◆ **Exercise objective**: Filter the entries for lines with the word "första".

[Excerpts from a transcription dataset]
<<<<

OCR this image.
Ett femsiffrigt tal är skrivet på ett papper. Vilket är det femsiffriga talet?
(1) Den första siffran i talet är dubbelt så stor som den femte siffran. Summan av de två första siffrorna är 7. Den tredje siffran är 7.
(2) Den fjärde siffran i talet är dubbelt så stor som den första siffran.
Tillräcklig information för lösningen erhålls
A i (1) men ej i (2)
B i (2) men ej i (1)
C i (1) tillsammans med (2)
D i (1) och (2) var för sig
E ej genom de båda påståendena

>>>>

◆ **Exercise response**:
(1) Den första siffran i talet är dubbelt så stor som den femte siffran. Summan av de två första siffrorna är 7. Den tredje siffran är 7.
(2) Den fjärde siffran i talet är dubbelt så stor som den första siffran.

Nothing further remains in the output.